Reproduce all the entries exactly and keep the pictures out.
▬▬▬
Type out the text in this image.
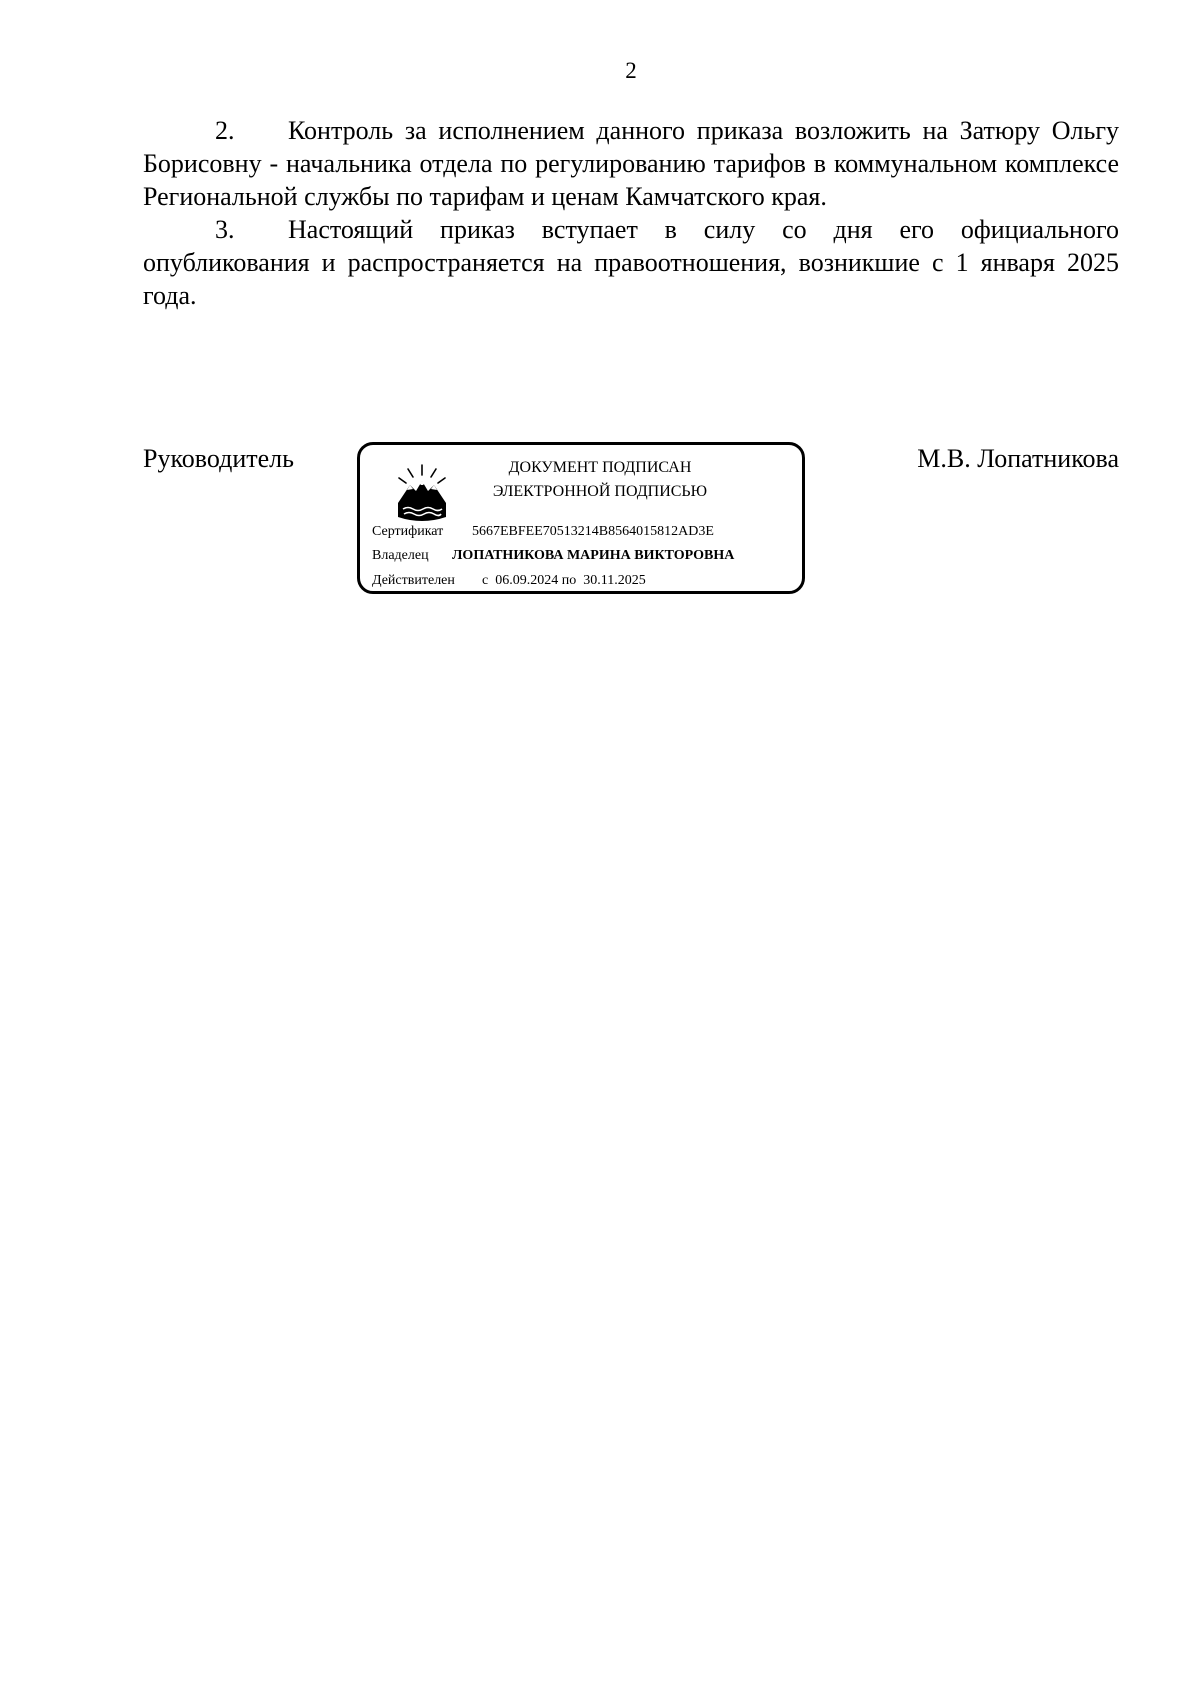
2

2. Контроль за исполнением данного приказа возложить на Затюру Ольгу Борисовну - начальника отдела по регулированию тарифов в коммунальном комплексе Региональной службы по тарифам и ценам Камчатского края.

3. Настоящий приказ вступает в силу со дня его официального опубликования и распространяется на правоотношения, возникшие с 1 января 2025 года.

Руководитель	ДОКУМЕНТ ПОДПИСАН
ЭЛЕКТРОННОЙ ПОДПИСЬЮ
Сертификат 5667EBFEE70513214B8564015812AD3E
Владелец ЛОПАТНИКОВА МАРИНА ВИКТОРОВНА
Действителен с 06.09.2024 по 30.11.2025
М.В. Лопатникова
▬▬▬
*REPLY TO THE EXERCISE*
Type out the text in this image.
2

2. Контроль за исполнением данного приказа возложить на Затюру Ольгу Борисовну - начальника отдела по регулированию тарифов в коммунальном комплексе Региональной службы по тарифам и ценам Камчатского края.

3. Настоящий приказ вступает в силу со дня его официального опубликования и распространяется на правоотношения, возникшие с 1 января 2025 года.

Руководитель	ДОКУМЕНТ ПОДПИСАН
ЭЛЕКТРОННОЙ ПОДПИСЬЮ
Сертификат 5667EBFEE70513214B8564015812AD3E
Владелец ЛОПАТНИКОВА МАРИНА ВИКТОРОВНА
Действителен с 06.09.2024 по 30.11.2025
М.В. Лопатникова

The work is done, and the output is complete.